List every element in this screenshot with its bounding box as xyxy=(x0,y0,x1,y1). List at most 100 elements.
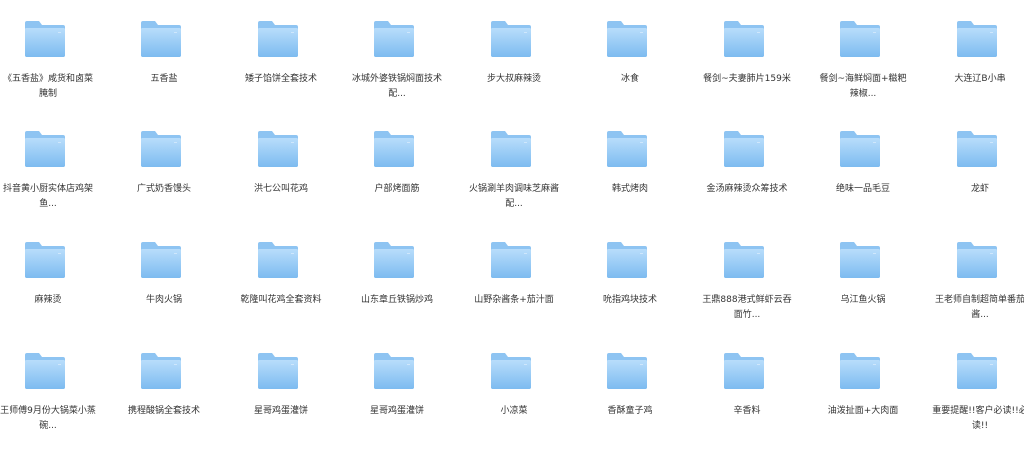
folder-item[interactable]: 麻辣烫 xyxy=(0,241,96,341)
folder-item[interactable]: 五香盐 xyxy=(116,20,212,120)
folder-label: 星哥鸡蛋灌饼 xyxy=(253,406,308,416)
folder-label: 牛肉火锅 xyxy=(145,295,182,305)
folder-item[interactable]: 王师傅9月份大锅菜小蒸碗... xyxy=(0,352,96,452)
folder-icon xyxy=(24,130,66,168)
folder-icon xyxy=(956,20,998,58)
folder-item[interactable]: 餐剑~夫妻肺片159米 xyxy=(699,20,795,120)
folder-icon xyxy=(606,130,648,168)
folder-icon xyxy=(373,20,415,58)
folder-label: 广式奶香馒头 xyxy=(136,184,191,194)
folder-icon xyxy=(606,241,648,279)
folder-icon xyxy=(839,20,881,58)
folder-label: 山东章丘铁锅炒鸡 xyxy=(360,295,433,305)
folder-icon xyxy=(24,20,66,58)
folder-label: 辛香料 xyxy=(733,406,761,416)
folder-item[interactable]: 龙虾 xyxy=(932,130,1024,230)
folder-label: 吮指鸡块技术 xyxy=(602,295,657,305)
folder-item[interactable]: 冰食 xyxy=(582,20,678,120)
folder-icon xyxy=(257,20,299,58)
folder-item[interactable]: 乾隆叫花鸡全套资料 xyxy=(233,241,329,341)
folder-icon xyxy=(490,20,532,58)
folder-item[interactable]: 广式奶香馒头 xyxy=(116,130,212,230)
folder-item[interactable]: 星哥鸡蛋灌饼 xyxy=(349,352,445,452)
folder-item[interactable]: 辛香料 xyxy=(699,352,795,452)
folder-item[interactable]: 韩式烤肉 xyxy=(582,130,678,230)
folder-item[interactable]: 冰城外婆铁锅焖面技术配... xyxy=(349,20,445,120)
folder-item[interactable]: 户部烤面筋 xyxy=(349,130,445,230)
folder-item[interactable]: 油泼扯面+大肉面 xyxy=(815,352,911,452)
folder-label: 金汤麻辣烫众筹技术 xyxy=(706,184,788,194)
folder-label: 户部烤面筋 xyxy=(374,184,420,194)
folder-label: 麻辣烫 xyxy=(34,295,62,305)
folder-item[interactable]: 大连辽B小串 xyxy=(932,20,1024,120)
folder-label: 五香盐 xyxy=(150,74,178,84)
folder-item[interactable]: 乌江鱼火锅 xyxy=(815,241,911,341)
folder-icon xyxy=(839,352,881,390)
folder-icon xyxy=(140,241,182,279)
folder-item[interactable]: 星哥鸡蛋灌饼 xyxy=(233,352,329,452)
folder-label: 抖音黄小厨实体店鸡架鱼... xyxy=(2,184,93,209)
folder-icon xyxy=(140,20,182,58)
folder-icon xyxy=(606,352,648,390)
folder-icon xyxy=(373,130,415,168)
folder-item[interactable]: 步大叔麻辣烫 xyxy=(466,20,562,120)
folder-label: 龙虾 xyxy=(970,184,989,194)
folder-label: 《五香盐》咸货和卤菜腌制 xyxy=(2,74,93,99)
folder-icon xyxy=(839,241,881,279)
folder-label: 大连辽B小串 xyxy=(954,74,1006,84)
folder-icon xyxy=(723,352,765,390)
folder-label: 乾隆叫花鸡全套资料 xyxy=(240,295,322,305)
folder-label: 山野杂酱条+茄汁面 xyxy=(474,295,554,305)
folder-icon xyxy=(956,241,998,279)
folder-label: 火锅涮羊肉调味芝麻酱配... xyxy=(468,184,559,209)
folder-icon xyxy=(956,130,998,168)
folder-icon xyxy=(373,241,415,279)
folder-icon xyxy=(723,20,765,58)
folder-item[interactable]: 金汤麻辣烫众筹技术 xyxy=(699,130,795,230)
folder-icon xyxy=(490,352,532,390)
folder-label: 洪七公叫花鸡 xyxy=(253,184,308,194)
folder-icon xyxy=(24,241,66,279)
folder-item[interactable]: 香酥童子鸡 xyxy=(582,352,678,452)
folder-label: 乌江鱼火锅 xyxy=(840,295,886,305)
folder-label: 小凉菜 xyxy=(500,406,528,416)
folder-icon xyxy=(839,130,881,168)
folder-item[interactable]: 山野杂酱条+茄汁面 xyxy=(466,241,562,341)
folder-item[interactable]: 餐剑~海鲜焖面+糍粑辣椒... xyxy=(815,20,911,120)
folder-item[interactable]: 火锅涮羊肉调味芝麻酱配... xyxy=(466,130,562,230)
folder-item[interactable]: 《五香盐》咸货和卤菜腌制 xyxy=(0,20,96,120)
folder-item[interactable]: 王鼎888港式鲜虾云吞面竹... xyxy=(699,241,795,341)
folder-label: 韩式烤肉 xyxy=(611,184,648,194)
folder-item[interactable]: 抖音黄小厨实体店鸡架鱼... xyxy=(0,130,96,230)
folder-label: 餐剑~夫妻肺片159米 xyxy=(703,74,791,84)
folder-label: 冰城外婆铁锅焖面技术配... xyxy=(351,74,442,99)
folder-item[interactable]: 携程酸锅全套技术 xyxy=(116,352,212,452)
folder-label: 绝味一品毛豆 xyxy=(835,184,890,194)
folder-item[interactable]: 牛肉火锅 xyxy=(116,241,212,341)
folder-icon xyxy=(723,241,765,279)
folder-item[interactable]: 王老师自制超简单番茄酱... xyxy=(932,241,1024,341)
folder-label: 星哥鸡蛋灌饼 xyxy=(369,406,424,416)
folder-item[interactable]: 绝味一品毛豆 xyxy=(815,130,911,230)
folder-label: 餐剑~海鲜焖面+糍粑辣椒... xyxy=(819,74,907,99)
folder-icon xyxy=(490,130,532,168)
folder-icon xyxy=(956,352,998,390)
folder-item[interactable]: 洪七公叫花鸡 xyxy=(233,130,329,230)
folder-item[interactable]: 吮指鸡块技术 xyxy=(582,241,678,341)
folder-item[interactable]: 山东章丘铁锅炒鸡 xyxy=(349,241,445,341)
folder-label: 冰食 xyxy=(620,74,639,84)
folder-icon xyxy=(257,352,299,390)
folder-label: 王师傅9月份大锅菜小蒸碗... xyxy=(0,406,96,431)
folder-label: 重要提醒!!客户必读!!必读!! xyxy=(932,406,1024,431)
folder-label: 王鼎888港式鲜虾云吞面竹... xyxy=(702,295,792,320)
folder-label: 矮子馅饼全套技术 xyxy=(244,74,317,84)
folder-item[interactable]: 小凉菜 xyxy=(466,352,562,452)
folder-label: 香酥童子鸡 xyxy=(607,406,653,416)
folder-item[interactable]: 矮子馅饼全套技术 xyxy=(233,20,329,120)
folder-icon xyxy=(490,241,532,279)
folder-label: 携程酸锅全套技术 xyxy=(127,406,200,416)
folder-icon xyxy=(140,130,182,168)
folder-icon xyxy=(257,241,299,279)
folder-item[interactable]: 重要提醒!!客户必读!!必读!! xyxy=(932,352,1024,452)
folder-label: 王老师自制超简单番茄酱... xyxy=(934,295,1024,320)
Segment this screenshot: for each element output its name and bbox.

════════

Retype all of the rows above verbatim, leaving out the pictures.

List every element in this screenshot with its bounding box as xyxy=(x0,y0,x1,y1). List at most 100 elements.
folder-item[interactable]: 麻辣烫 xyxy=(0,241,96,341)
folder-item[interactable]: 五香盐 xyxy=(116,20,212,120)
folder-label: 星哥鸡蛋灌饼 xyxy=(253,406,308,416)
folder-label: 牛肉火锅 xyxy=(145,295,182,305)
folder-item[interactable]: 王师傅9月份大锅菜小蒸碗... xyxy=(0,352,96,452)
folder-icon xyxy=(24,130,66,168)
folder-icon xyxy=(956,20,998,58)
folder-item[interactable]: 餐剑~夫妻肺片159米 xyxy=(699,20,795,120)
folder-icon xyxy=(606,130,648,168)
folder-icon xyxy=(373,20,415,58)
folder-label: 广式奶香馒头 xyxy=(136,184,191,194)
folder-icon xyxy=(606,241,648,279)
folder-icon xyxy=(839,20,881,58)
folder-label: 山东章丘铁锅炒鸡 xyxy=(360,295,433,305)
folder-icon xyxy=(24,20,66,58)
folder-label: 辛香料 xyxy=(733,406,761,416)
folder-item[interactable]: 龙虾 xyxy=(932,130,1024,230)
folder-label: 吮指鸡块技术 xyxy=(602,295,657,305)
folder-item[interactable]: 冰食 xyxy=(582,20,678,120)
folder-icon xyxy=(257,20,299,58)
folder-item[interactable]: 乾隆叫花鸡全套资料 xyxy=(233,241,329,341)
folder-icon xyxy=(490,20,532,58)
folder-item[interactable]: 广式奶香馒头 xyxy=(116,130,212,230)
folder-item[interactable]: 星哥鸡蛋灌饼 xyxy=(349,352,445,452)
folder-item[interactable]: 辛香料 xyxy=(699,352,795,452)
folder-item[interactable]: 韩式烤肉 xyxy=(582,130,678,230)
folder-item[interactable]: 冰城外婆铁锅焖面技术配... xyxy=(349,20,445,120)
folder-item[interactable]: 户部烤面筋 xyxy=(349,130,445,230)
folder-item[interactable]: 油泼扯面+大肉面 xyxy=(815,352,911,452)
folder-label: 金汤麻辣烫众筹技术 xyxy=(706,184,788,194)
folder-label: 户部烤面筋 xyxy=(374,184,420,194)
folder-label: 麻辣烫 xyxy=(34,295,62,305)
folder-item[interactable]: 大连辽B小串 xyxy=(932,20,1024,120)
folder-label: 五香盐 xyxy=(150,74,178,84)
folder-item[interactable]: 乌江鱼火锅 xyxy=(815,241,911,341)
folder-icon xyxy=(839,352,881,390)
folder-icon xyxy=(140,241,182,279)
folder-item[interactable]: 星哥鸡蛋灌饼 xyxy=(233,352,329,452)
folder-label: 抖音黄小厨实体店鸡架鱼... xyxy=(2,184,93,209)
folder-icon xyxy=(140,20,182,58)
folder-icon xyxy=(606,352,648,390)
folder-icon xyxy=(373,130,415,168)
folder-item[interactable]: 步大叔麻辣烫 xyxy=(466,20,562,120)
folder-label: 龙虾 xyxy=(970,184,989,194)
folder-label: 《五香盐》咸货和卤菜腌制 xyxy=(2,74,93,99)
folder-icon xyxy=(839,241,881,279)
folder-label: 大连辽B小串 xyxy=(954,74,1006,84)
folder-icon xyxy=(723,352,765,390)
folder-label: 乾隆叫花鸡全套资料 xyxy=(240,295,322,305)
folder-label: 山野杂酱条+茄汁面 xyxy=(474,295,554,305)
folder-icon xyxy=(956,241,998,279)
folder-label: 火锅涮羊肉调味芝麻酱配... xyxy=(468,184,559,209)
folder-icon xyxy=(956,130,998,168)
folder-icon xyxy=(373,241,415,279)
folder-icon xyxy=(723,20,765,58)
folder-item[interactable]: 金汤麻辣烫众筹技术 xyxy=(699,130,795,230)
folder-icon xyxy=(490,352,532,390)
folder-label: 洪七公叫花鸡 xyxy=(253,184,308,194)
folder-icon xyxy=(24,241,66,279)
folder-item[interactable]: 香酥童子鸡 xyxy=(582,352,678,452)
folder-label: 乌江鱼火锅 xyxy=(840,295,886,305)
folder-label: 小凉菜 xyxy=(500,406,528,416)
folder-icon xyxy=(839,130,881,168)
folder-item[interactable]: 山野杂酱条+茄汁面 xyxy=(466,241,562,341)
folder-item[interactable]: 餐剑~海鲜焖面+糍粑辣椒... xyxy=(815,20,911,120)
folder-item[interactable]: 火锅涮羊肉调味芝麻酱配... xyxy=(466,130,562,230)
folder-item[interactable]: 《五香盐》咸货和卤菜腌制 xyxy=(0,20,96,120)
folder-item[interactable]: 王鼎888港式鲜虾云吞面竹... xyxy=(699,241,795,341)
folder-label: 韩式烤肉 xyxy=(611,184,648,194)
folder-item[interactable]: 抖音黄小厨实体店鸡架鱼... xyxy=(0,130,96,230)
folder-label: 餐剑~夫妻肺片159米 xyxy=(703,74,791,84)
folder-label: 冰城外婆铁锅焖面技术配... xyxy=(351,74,442,99)
folder-item[interactable]: 携程酸锅全套技术 xyxy=(116,352,212,452)
folder-label: 绝味一品毛豆 xyxy=(835,184,890,194)
folder-item[interactable]: 牛肉火锅 xyxy=(116,241,212,341)
folder-icon xyxy=(723,241,765,279)
folder-item[interactable]: 王老师自制超简单番茄酱... xyxy=(932,241,1024,341)
folder-label: 星哥鸡蛋灌饼 xyxy=(369,406,424,416)
folder-item[interactable]: 绝味一品毛豆 xyxy=(815,130,911,230)
folder-label: 餐剑~海鲜焖面+糍粑辣椒... xyxy=(819,74,907,99)
folder-icon xyxy=(490,130,532,168)
folder-icon xyxy=(956,352,998,390)
folder-item[interactable]: 洪七公叫花鸡 xyxy=(233,130,329,230)
folder-item[interactable]: 吮指鸡块技术 xyxy=(582,241,678,341)
folder-item[interactable]: 山东章丘铁锅炒鸡 xyxy=(349,241,445,341)
folder-label: 冰食 xyxy=(620,74,639,84)
folder-icon xyxy=(257,352,299,390)
folder-label: 王师傅9月份大锅菜小蒸碗... xyxy=(0,406,96,431)
folder-label: 重要提醒!!客户必读!!必读!! xyxy=(932,406,1024,431)
folder-label: 王鼎888港式鲜虾云吞面竹... xyxy=(702,295,792,320)
folder-label: 矮子馅饼全套技术 xyxy=(244,74,317,84)
folder-item[interactable]: 小凉菜 xyxy=(466,352,562,452)
folder-label: 香酥童子鸡 xyxy=(607,406,653,416)
folder-item[interactable]: 矮子馅饼全套技术 xyxy=(233,20,329,120)
folder-icon xyxy=(490,241,532,279)
folder-label: 携程酸锅全套技术 xyxy=(127,406,200,416)
folder-icon xyxy=(140,130,182,168)
folder-icon xyxy=(257,241,299,279)
folder-item[interactable]: 重要提醒!!客户必读!!必读!! xyxy=(932,352,1024,452)
folder-label: 王老师自制超简单番茄酱... xyxy=(934,295,1024,320)
Segment this screenshot: for each element output its name and bbox.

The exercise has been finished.